#### [GIVEN DATA]

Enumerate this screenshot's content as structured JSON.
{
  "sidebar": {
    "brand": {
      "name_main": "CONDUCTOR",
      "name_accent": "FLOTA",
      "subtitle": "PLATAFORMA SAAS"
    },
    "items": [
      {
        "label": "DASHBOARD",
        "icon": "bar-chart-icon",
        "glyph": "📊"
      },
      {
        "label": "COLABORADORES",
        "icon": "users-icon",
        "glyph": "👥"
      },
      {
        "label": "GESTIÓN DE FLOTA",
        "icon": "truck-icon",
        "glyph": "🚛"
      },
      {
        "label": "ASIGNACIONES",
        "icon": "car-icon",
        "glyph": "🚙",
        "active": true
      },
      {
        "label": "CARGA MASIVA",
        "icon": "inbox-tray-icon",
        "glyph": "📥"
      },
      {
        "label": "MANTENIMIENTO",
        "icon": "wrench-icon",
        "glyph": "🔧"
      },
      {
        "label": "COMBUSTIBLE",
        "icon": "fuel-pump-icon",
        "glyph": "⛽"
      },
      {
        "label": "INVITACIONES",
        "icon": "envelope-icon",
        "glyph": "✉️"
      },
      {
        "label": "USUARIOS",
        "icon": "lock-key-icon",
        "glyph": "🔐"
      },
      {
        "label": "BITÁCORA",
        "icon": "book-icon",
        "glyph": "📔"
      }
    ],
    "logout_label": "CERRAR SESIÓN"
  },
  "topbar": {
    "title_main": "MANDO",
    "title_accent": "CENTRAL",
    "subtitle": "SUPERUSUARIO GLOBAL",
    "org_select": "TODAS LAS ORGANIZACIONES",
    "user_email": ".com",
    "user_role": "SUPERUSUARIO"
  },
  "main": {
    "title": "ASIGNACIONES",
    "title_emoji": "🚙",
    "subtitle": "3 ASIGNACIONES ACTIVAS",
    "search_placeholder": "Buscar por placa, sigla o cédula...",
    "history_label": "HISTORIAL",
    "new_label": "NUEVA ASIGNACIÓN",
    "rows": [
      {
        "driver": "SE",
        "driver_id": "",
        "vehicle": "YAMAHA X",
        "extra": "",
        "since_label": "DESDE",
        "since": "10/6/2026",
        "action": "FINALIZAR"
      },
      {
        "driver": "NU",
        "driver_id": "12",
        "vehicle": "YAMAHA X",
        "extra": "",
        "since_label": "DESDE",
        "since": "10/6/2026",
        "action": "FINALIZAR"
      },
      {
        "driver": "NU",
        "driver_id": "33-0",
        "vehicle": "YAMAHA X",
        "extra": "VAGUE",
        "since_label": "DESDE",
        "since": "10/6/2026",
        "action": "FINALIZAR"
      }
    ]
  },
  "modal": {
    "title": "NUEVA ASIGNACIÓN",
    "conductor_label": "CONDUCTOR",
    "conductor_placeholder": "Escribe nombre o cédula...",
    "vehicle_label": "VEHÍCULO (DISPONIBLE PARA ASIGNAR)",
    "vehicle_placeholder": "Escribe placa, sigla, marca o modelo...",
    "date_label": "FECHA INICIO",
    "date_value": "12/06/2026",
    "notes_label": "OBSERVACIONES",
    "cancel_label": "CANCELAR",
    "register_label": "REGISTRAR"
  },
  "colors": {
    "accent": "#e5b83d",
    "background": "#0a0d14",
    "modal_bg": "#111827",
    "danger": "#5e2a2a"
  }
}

#### [YOUR TASK]
Using the listing above, locate the lines that hold "NUEVA" and copy each one.

#### [EXPECTED OUTPUT]
    "new_label": "NUEVA ASIGNACIÓN",
    "title": "NUEVA ASIGNACIÓN",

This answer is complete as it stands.